SET EXERCISE | Count lines holding the word "this". Only the number is wanted.

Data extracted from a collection
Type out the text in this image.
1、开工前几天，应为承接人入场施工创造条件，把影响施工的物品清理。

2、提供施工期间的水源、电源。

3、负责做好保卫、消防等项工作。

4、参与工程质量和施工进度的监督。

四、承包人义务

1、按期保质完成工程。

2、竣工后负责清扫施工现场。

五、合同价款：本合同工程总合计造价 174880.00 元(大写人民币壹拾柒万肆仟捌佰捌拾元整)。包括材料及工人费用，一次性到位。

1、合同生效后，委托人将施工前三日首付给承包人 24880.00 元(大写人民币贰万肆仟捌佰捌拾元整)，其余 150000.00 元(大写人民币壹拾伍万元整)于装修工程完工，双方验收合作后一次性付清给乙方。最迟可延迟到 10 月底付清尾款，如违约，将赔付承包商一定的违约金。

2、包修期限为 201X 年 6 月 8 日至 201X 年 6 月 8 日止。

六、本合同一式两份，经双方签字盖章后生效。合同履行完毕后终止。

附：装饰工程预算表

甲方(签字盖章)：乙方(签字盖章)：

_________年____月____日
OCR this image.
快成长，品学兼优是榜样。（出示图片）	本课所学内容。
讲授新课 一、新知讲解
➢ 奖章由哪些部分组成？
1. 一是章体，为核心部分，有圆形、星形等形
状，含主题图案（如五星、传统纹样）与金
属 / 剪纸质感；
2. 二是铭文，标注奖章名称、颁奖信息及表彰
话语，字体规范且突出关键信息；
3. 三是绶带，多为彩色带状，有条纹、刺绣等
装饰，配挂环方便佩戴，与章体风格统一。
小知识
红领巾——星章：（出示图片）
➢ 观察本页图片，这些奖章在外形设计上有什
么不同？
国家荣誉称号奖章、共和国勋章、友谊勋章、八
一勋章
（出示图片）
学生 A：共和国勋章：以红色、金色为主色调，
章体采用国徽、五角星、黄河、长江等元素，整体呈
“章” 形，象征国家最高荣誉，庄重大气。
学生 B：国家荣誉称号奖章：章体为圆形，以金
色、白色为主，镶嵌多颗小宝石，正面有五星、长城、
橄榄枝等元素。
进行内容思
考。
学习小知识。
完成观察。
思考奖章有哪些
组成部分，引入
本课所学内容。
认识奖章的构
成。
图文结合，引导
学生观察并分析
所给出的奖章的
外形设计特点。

RESULT OF THE EXERCISE | 2